== MATERIAL SUPPLIED ==

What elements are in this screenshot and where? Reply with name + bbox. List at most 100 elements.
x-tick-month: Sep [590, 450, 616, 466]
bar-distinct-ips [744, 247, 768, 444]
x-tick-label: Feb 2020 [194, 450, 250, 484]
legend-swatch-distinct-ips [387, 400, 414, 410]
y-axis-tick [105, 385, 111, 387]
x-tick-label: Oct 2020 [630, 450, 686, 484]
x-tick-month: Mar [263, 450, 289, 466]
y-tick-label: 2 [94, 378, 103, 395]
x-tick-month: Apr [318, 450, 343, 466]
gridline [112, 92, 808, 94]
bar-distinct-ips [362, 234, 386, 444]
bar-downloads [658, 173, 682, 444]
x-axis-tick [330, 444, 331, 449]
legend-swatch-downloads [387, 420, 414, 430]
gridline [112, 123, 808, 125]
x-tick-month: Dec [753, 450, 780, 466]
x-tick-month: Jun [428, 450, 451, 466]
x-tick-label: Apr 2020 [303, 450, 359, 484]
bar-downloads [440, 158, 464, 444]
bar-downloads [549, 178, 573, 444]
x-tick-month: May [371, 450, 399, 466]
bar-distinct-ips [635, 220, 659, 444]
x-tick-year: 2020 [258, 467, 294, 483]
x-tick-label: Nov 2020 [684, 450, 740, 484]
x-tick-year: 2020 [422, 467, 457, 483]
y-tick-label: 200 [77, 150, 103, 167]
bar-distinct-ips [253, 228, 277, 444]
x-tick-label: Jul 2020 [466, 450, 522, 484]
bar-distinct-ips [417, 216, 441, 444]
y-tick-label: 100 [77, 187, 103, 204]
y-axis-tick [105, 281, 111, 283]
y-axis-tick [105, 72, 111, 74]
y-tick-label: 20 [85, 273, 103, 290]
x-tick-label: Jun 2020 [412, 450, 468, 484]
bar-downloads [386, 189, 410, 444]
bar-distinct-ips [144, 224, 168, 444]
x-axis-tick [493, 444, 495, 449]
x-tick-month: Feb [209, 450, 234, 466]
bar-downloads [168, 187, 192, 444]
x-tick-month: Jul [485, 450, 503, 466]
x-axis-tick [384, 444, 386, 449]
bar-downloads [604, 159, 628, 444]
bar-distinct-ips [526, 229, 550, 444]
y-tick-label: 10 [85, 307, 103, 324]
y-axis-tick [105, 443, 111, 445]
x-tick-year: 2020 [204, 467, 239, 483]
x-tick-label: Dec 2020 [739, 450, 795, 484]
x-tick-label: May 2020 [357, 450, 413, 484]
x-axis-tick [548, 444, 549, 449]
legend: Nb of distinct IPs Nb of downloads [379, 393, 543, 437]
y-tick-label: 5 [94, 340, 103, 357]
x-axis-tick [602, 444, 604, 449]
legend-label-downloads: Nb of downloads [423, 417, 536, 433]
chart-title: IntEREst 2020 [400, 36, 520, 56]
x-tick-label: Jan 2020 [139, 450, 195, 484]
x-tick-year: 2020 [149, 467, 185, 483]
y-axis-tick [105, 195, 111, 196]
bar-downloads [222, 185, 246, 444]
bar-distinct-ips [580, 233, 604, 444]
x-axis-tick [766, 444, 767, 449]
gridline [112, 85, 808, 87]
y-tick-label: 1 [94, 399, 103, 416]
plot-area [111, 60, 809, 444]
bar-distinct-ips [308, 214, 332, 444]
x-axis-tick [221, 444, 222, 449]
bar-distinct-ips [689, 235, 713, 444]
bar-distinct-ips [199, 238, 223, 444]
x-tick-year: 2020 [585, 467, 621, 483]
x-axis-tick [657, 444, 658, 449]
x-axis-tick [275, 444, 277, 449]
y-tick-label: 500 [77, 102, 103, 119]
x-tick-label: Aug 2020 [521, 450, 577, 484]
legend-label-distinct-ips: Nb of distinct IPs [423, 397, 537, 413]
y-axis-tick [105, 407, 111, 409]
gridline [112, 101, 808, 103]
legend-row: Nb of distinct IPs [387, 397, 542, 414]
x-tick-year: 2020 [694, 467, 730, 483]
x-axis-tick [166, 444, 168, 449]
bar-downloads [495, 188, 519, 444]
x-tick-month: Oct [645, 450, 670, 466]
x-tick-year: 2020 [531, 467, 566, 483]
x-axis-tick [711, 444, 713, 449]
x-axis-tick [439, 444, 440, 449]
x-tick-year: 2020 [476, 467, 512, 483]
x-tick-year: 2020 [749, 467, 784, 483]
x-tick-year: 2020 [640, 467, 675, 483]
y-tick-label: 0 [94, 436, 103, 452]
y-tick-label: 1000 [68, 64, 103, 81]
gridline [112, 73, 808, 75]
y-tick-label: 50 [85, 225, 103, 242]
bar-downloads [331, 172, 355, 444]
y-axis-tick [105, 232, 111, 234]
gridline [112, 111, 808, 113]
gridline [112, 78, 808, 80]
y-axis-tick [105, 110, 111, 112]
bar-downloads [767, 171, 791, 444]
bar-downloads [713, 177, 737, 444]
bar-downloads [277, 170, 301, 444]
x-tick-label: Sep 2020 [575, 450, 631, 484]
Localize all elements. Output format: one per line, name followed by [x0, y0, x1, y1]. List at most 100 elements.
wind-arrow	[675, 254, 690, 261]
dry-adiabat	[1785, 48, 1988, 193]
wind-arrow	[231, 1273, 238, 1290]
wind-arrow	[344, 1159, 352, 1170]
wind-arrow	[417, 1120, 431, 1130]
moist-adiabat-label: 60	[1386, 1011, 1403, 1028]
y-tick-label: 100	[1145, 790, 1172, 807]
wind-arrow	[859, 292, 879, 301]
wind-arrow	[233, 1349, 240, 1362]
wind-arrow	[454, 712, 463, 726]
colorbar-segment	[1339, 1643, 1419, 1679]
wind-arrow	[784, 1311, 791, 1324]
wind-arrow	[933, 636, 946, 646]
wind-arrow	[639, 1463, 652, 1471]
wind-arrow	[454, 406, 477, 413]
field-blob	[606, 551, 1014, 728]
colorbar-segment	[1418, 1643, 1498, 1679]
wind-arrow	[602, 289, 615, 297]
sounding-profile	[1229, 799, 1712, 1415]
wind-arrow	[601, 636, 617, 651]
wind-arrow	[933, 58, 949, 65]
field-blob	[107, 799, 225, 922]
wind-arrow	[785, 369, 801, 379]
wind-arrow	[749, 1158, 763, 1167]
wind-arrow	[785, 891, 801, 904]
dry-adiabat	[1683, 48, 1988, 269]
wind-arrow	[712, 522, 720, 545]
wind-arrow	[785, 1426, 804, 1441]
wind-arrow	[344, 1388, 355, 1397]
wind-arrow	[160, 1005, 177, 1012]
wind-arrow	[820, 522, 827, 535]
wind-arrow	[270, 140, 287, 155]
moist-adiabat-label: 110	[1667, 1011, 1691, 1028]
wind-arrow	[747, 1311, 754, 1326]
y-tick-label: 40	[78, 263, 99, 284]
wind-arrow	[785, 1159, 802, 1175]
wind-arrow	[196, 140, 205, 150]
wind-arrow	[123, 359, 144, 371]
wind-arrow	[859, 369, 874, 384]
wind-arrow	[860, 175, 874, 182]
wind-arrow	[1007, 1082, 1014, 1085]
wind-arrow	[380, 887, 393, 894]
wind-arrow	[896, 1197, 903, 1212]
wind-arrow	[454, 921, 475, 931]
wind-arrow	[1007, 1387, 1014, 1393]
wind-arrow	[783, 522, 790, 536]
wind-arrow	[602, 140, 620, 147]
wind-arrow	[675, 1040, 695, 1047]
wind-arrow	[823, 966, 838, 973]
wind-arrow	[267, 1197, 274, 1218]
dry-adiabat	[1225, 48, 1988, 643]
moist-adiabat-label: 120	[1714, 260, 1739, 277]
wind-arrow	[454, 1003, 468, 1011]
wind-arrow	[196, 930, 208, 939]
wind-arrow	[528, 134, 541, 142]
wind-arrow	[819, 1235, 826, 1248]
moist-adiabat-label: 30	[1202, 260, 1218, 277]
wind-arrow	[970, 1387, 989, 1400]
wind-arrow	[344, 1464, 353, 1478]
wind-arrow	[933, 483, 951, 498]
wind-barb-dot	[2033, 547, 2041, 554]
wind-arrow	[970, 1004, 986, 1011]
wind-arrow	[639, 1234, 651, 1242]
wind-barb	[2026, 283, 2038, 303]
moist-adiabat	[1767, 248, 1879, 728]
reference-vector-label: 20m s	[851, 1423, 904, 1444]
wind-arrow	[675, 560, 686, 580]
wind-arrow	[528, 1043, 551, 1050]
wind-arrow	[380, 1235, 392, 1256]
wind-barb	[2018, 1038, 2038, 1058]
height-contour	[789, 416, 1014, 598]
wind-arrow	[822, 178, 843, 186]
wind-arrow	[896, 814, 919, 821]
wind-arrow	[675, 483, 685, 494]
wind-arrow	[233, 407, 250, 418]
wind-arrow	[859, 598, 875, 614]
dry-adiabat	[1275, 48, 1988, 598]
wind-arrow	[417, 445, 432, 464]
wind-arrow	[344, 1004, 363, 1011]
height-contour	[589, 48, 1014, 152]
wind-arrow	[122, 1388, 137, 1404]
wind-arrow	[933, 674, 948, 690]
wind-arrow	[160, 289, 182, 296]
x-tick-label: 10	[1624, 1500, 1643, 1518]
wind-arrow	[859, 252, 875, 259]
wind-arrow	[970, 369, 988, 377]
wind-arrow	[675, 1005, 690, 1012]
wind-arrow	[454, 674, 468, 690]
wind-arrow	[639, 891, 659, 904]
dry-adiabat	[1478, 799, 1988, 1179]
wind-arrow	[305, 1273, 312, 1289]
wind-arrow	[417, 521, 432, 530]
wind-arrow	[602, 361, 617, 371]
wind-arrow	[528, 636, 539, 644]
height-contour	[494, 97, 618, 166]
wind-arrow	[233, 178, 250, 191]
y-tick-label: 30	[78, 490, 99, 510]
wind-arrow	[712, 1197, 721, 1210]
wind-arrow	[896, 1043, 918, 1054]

===

- **WHAT THE EXERCISE ASKS**: Write out again, unchanged, the material from its first line up to and including the line that contains "y-axis-tick [105, 385, 111, 387]".

- **ANSWER FOR THE TASK**:
What elements are in this screenshot and where? Reply with name + bbox. List at most 100 elements.
x-tick-month: Sep [590, 450, 616, 466]
bar-distinct-ips [744, 247, 768, 444]
x-tick-label: Feb 2020 [194, 450, 250, 484]
legend-swatch-distinct-ips [387, 400, 414, 410]
y-axis-tick [105, 385, 111, 387]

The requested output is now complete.